■ **What is asked**
Find the line that contains "Give me a plain-text" in the entries below. Restate it and every line after it, word for word, with no pictures.

■ **Stored entries**
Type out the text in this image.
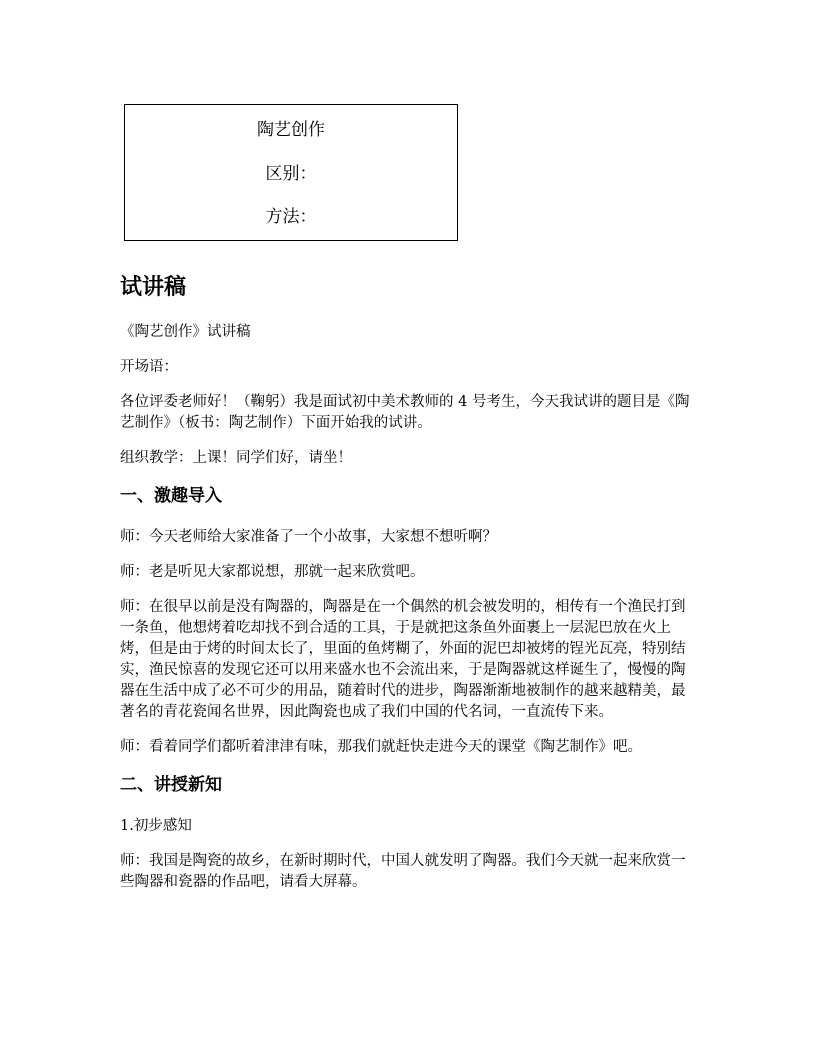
陶艺创作
区别：
方法：
试讲稿
《陶艺创作》试讲稿
开场语：
各位评委老师好！（鞠躬）我是面试初中美术教师的 4 号考生，今天我试讲的题目是《陶艺制作》（板书：陶艺制作）下面开始我的试讲。
组织教学：上课！同学们好，请坐！
一、激趣导入
师：今天老师给大家准备了一个小故事，大家想不想听啊？
师：老是听见大家都说想，那就一起来欣赏吧。
师：在很早以前是没有陶器的，陶器是在一个偶然的机会被发明的，相传有一个渔民打到一条鱼，他想烤着吃却找不到合适的工具，于是就把这条鱼外面裹上一层泥巴放在火上烤，但是由于烤的时间太长了，里面的鱼烤糊了，外面的泥巴却被烤的锃光瓦亮，特别结实，渔民惊喜的发现它还可以用来盛水也不会流出来，于是陶器就这样诞生了，慢慢的陶器在生活中成了必不可少的用品，随着时代的进步，陶器渐渐地被制作的越来越精美，最著名的青花瓷闻名世界，因此陶瓷也成了我们中国的代名词，一直流传下来。
师：看着同学们都听着津津有味，那我们就赶快走进今天的课堂《陶艺制作》吧。
二、讲授新知
1.初步感知
师：我国是陶瓷的故乡，在新时期时代，中国人就发明了陶器。我们今天就一起来欣赏一些陶器和瓷器的作品吧，请看大屏幕。
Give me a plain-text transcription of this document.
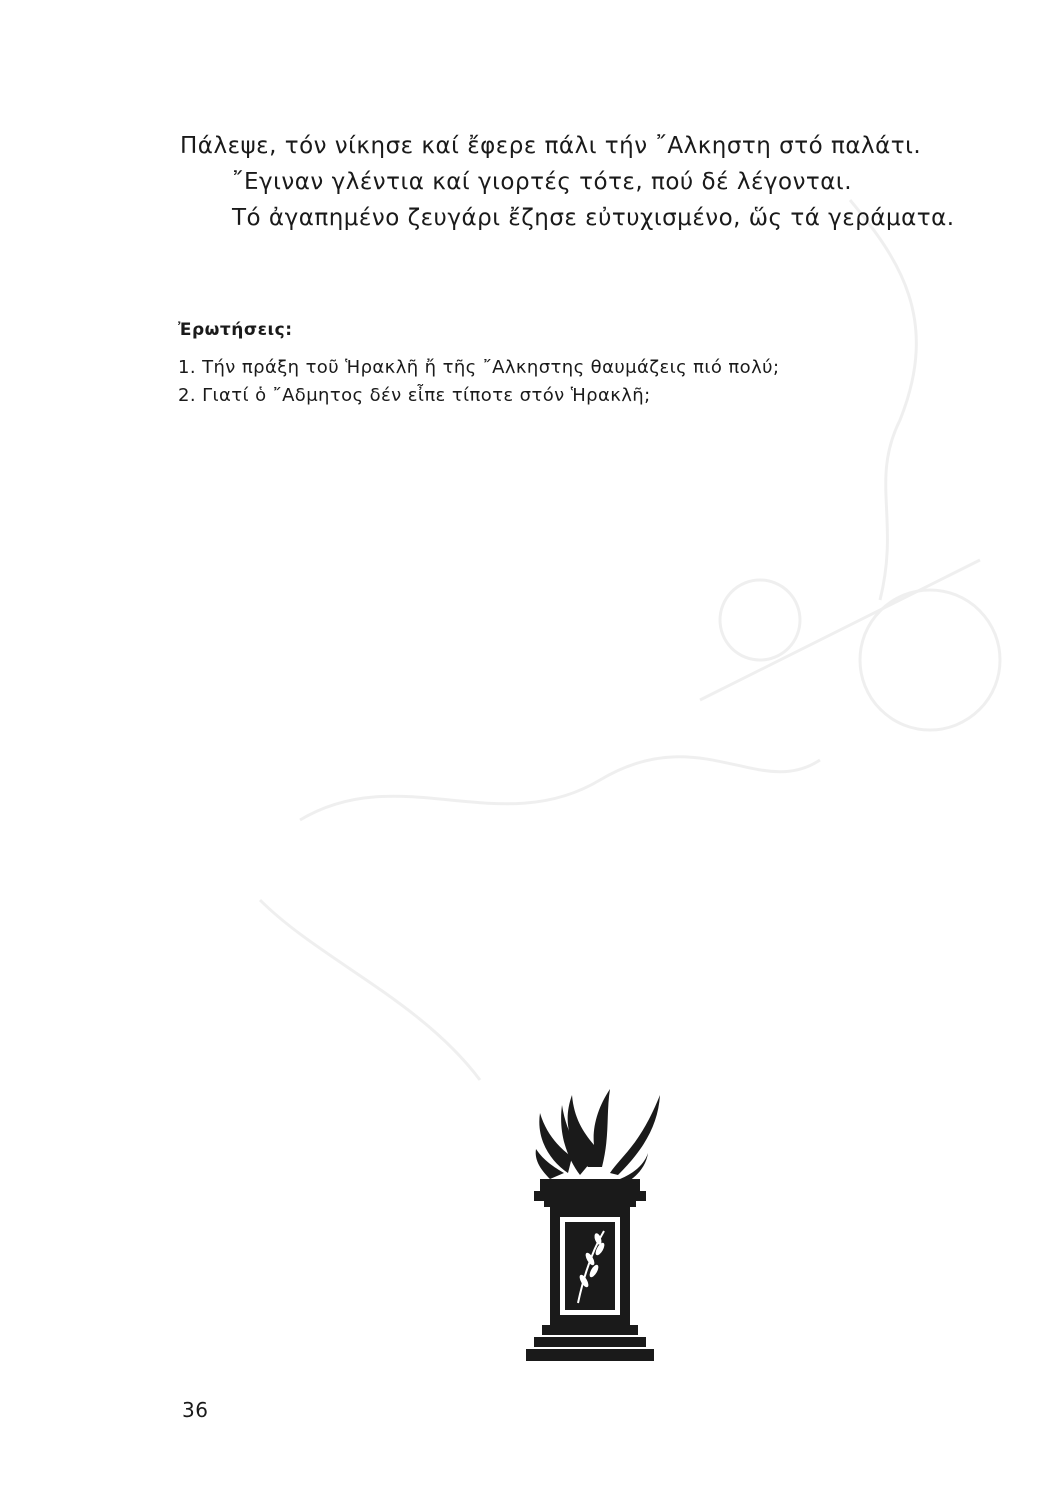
Πάλεψε, τόν νίκησε καί ἔφερε πάλι τήν ῎Αλκηστη στό παλάτι.

῎Εγιναν γλέντια καί γιορτές τότε, πού δέ λέγονται.

Τό ἀγαπημένο ζευγάρι ἔζησε εὐτυχισμένο, ὥς τά γεράματα.

Ἐρωτήσεις:
1. Τήν πράξη τοῦ Ἡρακλῆ ἤ τῆς ῎Αλκηστης θαυμάζεις πιό πολύ;
2. Γιατί ὁ ῎Αδμητος δέν εἶπε τίποτε στόν Ἡρακλῆ;
36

■ **Response below**
Give me a plain-text transcription of this document.
Πάλεψε, τόν νίκησε καί ἔφερε πάλι τήν ῎Αλκηστη στό παλάτι.

῎Εγιναν γλέντια καί γιορτές τότε, πού δέ λέγονται.

Τό ἀγαπημένο ζευγάρι ἔζησε εὐτυχισμένο, ὥς τά γεράματα.

Ἐρωτήσεις:
1. Τήν πράξη τοῦ Ἡρακλῆ ἤ τῆς ῎Αλκηστης θαυμάζεις πιό πολύ;
2. Γιατί ὁ ῎Αδμητος δέν εἶπε τίποτε στόν Ἡρακλῆ;
36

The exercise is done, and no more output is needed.